**THE PROBLEM**. Print the listing as it stands, omitting all images.
::: PROVIDED MATERIAL
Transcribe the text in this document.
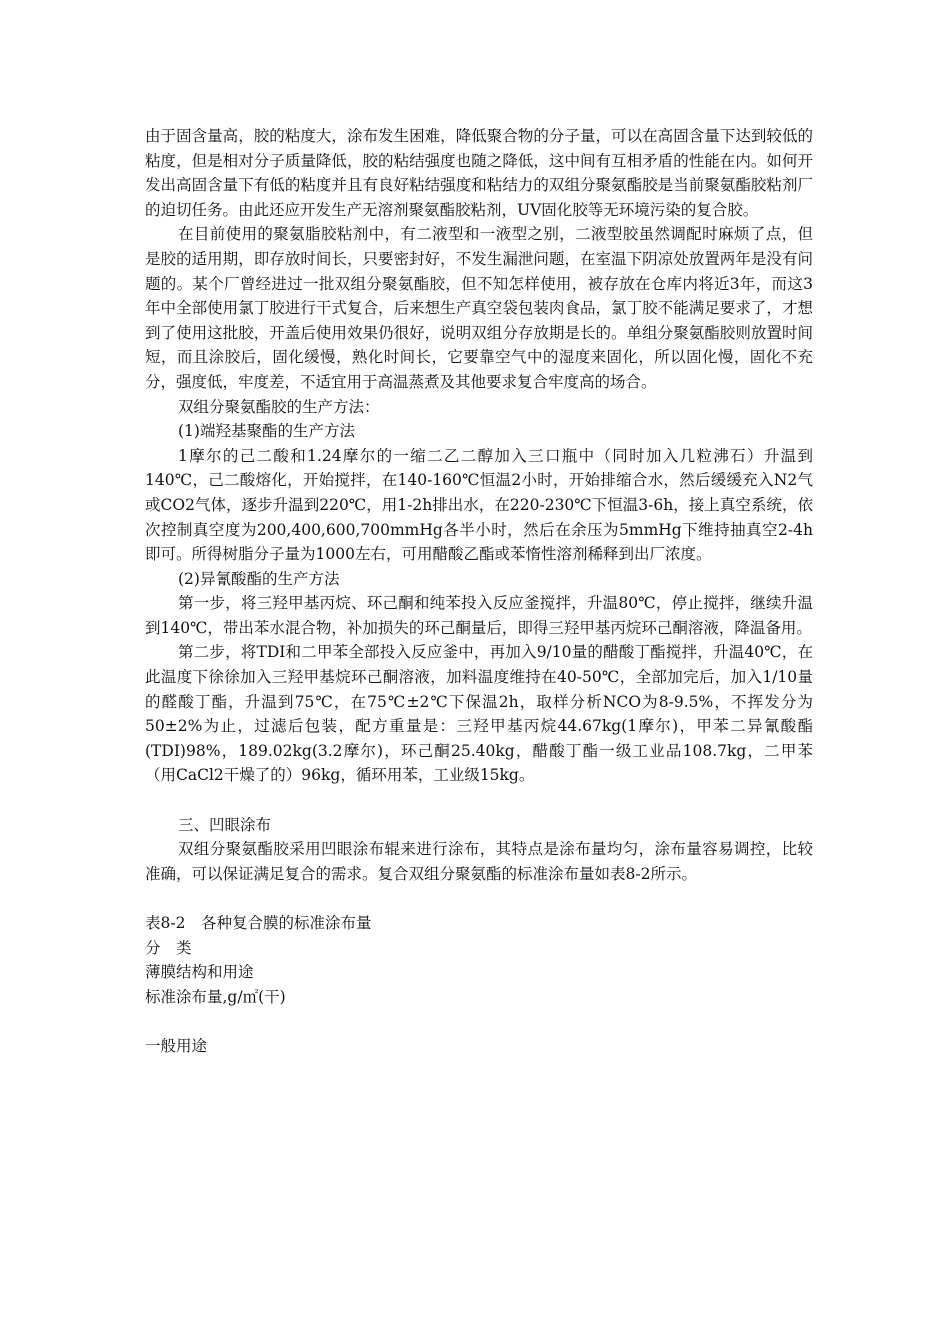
由于固含量高，胶的粘度大，涂布发生困难，降低聚合物的分子量，可以在高固含量下达到较低的粘度，但是相对分子质量降低，胶的粘结强度也随之降低，这中间有互相矛盾的性能在内。如何开发出高固含量下有低的粘度并且有良好粘结强度和粘结力的双组分聚氨酯胶是当前聚氨酯胶粘剂厂的迫切任务。由此还应开发生产无溶剂聚氨酯胶粘剂，UV固化胶等无环境污染的复合胶。

在目前使用的聚氨脂胶粘剂中，有二液型和一液型之别，二液型胶虽然调配时麻烦了点，但是胶的适用期，即存放时间长，只要密封好，不发生漏泄问题，在室温下阴凉处放置两年是没有问题的。某个厂曾经进过一批双组分聚氨酯胶，但不知怎样使用，被存放在仓库内将近3年，而这3年中全部使用氯丁胶进行干式复合，后来想生产真空袋包装肉食品，氯丁胶不能满足要求了，才想到了使用这批胶，开盖后使用效果仍很好，说明双组分存放期是长的。单组分聚氨酯胶则放置时间短，而且涂胶后，固化缓慢，熟化时间长，它要靠空气中的湿度来固化，所以固化慢，固化不充分，强度低，牢度差，不适宜用于高温蒸煮及其他要求复合牢度高的场合。

双组分聚氨酯胶的生产方法：

(1)端羟基聚酯的生产方法

1摩尔的己二酸和1.24摩尔的一缩二乙二醇加入三口瓶中（同时加入几粒沸石）升温到140℃，己二酸熔化，开始搅拌，在140-160℃恒温2小时，开始排缩合水，然后缓缓充入N2气或CO2气体，逐步升温到220℃，用1-2h排出水，在220-230℃下恒温3-6h，接上真空系统，依次控制真空度为200,400,600,700mmHg各半小时，然后在余压为5mmHg下维持抽真空2-4h即可。所得树脂分子量为1000左右，可用醋酸乙酯或苯惰性溶剂稀释到出厂浓度。

(2)异氰酸酯的生产方法

第一步，将三羟甲基丙烷、环己酮和纯苯投入反应釜搅拌，升温80℃，停止搅拌，继续升温到140℃，带出苯水混合物，补加损失的环己酮量后，即得三羟甲基丙烷环己酮溶液，降温备用。

第二步，将TDI和二甲苯全部投入反应釜中，再加入9/10量的醋酸丁酯搅拌，升温40℃，在此温度下徐徐加入三羟甲基烷环己酮溶液，加料温度维持在40-50℃，全部加完后，加入1/10量的醛酸丁酯，升温到75℃，在75℃±2℃下保温2h，取样分析NCO为8-9.5%，不挥发分为50±2%为止，过滤后包装，配方重量是：三羟甲基丙烷44.67kg(1摩尔)，甲苯二异氰酸酯(TDI)98%，189.02kg(3.2摩尔)，环己酮25.40kg，醋酸丁酯一级工业品108.7kg，二甲苯（用CaCl2干燥了的）96kg，循环用苯，工业级15kg。

三、凹眼涂布

双组分聚氨酯胶采用凹眼涂布辊来进行涂布，其特点是涂布量均匀，涂布量容易调控，比较准确，可以保证满足复合的需求。复合双组分聚氨酯的标准涂布量如表8-2所示。

表8-2　各种复合膜的标准涂布量

分　类

薄膜结构和用途

标准涂布量,g/㎡(干)

一般用途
::::::
**FULL SOLUTION**.
Transcribe the text in this document.
由于固含量高，胶的粘度大，涂布发生困难，降低聚合物的分子量，可以在高固含量下达到较低的粘度，但是相对分子质量降低，胶的粘结强度也随之降低，这中间有互相矛盾的性能在内。如何开发出高固含量下有低的粘度并且有良好粘结强度和粘结力的双组分聚氨酯胶是当前聚氨酯胶粘剂厂的迫切任务。由此还应开发生产无溶剂聚氨酯胶粘剂，UV固化胶等无环境污染的复合胶。

在目前使用的聚氨脂胶粘剂中，有二液型和一液型之别，二液型胶虽然调配时麻烦了点，但是胶的适用期，即存放时间长，只要密封好，不发生漏泄问题，在室温下阴凉处放置两年是没有问题的。某个厂曾经进过一批双组分聚氨酯胶，但不知怎样使用，被存放在仓库内将近3年，而这3年中全部使用氯丁胶进行干式复合，后来想生产真空袋包装肉食品，氯丁胶不能满足要求了，才想到了使用这批胶，开盖后使用效果仍很好，说明双组分存放期是长的。单组分聚氨酯胶则放置时间短，而且涂胶后，固化缓慢，熟化时间长，它要靠空气中的湿度来固化，所以固化慢，固化不充分，强度低，牢度差，不适宜用于高温蒸煮及其他要求复合牢度高的场合。

双组分聚氨酯胶的生产方法：

(1)端羟基聚酯的生产方法

1摩尔的己二酸和1.24摩尔的一缩二乙二醇加入三口瓶中（同时加入几粒沸石）升温到140℃，己二酸熔化，开始搅拌，在140-160℃恒温2小时，开始排缩合水，然后缓缓充入N2气或CO2气体，逐步升温到220℃，用1-2h排出水，在220-230℃下恒温3-6h，接上真空系统，依次控制真空度为200,400,600,700mmHg各半小时，然后在余压为5mmHg下维持抽真空2-4h即可。所得树脂分子量为1000左右，可用醋酸乙酯或苯惰性溶剂稀释到出厂浓度。

(2)异氰酸酯的生产方法

第一步，将三羟甲基丙烷、环己酮和纯苯投入反应釜搅拌，升温80℃，停止搅拌，继续升温到140℃，带出苯水混合物，补加损失的环己酮量后，即得三羟甲基丙烷环己酮溶液，降温备用。

第二步，将TDI和二甲苯全部投入反应釜中，再加入9/10量的醋酸丁酯搅拌，升温40℃，在此温度下徐徐加入三羟甲基烷环己酮溶液，加料温度维持在40-50℃，全部加完后，加入1/10量的醛酸丁酯，升温到75℃，在75℃±2℃下保温2h，取样分析NCO为8-9.5%，不挥发分为50±2%为止，过滤后包装，配方重量是：三羟甲基丙烷44.67kg(1摩尔)，甲苯二异氰酸酯(TDI)98%，189.02kg(3.2摩尔)，环己酮25.40kg，醋酸丁酯一级工业品108.7kg，二甲苯（用CaCl2干燥了的）96kg，循环用苯，工业级15kg。

三、凹眼涂布

双组分聚氨酯胶采用凹眼涂布辊来进行涂布，其特点是涂布量均匀，涂布量容易调控，比较准确，可以保证满足复合的需求。复合双组分聚氨酯的标准涂布量如表8-2所示。

表8-2　各种复合膜的标准涂布量

分　类

薄膜结构和用途

标准涂布量,g/㎡(干)

一般用途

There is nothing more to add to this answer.